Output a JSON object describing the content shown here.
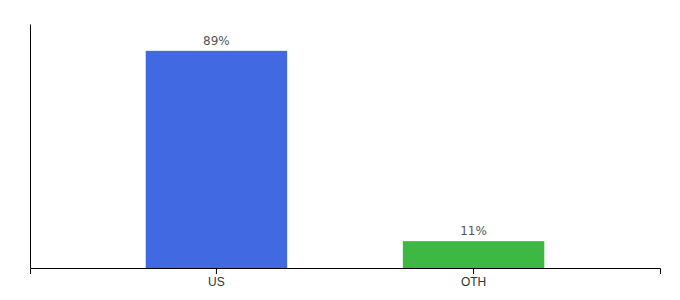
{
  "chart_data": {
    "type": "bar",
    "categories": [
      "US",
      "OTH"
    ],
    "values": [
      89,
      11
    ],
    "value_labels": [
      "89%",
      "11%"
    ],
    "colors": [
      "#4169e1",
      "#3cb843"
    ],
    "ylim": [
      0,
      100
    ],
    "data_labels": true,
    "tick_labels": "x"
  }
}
* * *
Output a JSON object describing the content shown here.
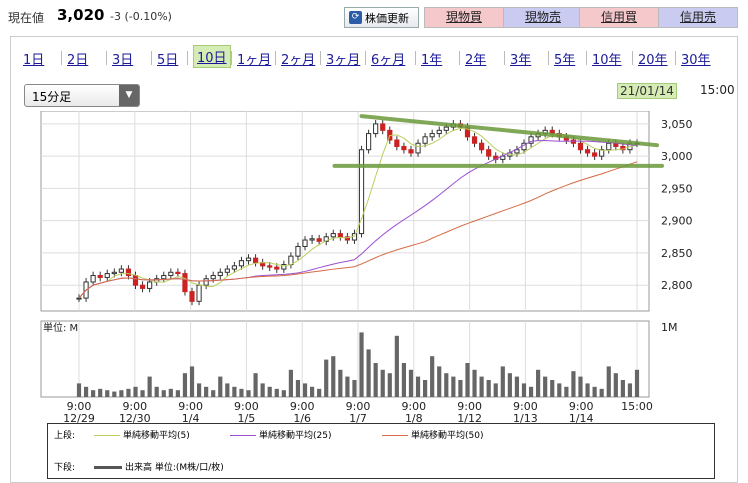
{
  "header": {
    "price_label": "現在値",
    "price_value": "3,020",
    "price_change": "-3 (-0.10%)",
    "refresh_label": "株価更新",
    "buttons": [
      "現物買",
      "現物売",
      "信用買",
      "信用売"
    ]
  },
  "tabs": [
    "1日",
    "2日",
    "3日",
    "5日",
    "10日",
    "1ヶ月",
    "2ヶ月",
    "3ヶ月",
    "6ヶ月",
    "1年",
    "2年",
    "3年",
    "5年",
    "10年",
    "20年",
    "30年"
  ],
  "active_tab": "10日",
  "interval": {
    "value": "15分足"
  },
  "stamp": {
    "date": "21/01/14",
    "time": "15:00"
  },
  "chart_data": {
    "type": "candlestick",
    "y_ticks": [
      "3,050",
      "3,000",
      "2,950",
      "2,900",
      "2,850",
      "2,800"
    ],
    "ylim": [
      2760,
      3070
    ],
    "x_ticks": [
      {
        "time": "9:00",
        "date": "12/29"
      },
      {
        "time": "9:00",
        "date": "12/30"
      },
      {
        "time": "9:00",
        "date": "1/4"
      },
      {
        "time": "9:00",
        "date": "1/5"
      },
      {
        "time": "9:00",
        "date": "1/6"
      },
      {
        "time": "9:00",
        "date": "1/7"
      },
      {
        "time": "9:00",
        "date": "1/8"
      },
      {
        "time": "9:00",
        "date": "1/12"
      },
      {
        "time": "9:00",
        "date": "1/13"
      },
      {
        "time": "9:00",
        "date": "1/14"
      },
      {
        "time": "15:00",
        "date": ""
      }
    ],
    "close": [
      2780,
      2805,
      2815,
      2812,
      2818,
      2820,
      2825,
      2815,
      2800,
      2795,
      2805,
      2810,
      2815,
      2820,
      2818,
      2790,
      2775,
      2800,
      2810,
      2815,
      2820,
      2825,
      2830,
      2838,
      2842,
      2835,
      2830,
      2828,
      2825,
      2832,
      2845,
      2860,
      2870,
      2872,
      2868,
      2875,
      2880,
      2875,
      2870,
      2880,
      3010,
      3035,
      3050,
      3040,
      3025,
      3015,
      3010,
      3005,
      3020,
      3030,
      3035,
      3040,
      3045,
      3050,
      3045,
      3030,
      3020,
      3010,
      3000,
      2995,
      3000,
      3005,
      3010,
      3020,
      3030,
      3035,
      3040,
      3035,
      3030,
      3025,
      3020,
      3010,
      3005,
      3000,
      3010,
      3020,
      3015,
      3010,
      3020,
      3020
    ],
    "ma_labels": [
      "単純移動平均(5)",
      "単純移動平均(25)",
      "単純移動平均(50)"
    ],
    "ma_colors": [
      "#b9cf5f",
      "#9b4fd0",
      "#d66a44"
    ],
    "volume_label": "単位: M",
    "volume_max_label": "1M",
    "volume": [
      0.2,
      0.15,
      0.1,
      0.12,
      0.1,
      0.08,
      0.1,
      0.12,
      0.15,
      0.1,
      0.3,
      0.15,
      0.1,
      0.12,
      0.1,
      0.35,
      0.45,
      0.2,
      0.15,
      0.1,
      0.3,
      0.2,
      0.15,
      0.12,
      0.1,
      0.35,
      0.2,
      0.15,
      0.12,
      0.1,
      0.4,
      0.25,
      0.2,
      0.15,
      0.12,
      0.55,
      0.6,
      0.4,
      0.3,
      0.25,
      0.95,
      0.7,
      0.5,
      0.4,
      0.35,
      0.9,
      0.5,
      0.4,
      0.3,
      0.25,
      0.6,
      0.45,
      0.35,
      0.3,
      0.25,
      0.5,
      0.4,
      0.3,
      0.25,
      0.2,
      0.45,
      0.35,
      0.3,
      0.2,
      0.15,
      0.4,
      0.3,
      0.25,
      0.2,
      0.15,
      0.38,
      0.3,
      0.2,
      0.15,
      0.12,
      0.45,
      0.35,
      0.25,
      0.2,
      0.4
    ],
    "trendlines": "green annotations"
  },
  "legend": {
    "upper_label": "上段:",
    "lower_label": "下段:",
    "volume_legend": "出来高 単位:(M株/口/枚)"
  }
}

EXERCISE GOAL: Collect from the data above every line that includes "date".

SOLUTION TO THE PROBLEM:
    "date": "21/01/14",
        "date": "12/29"
        "date": "12/30"
        "date": "1/4"
        "date": "1/5"
        "date": "1/6"
        "date": "1/7"
        "date": "1/8"
        "date": "1/12"
        "date": "1/13"
        "date": "1/14"
        "date": ""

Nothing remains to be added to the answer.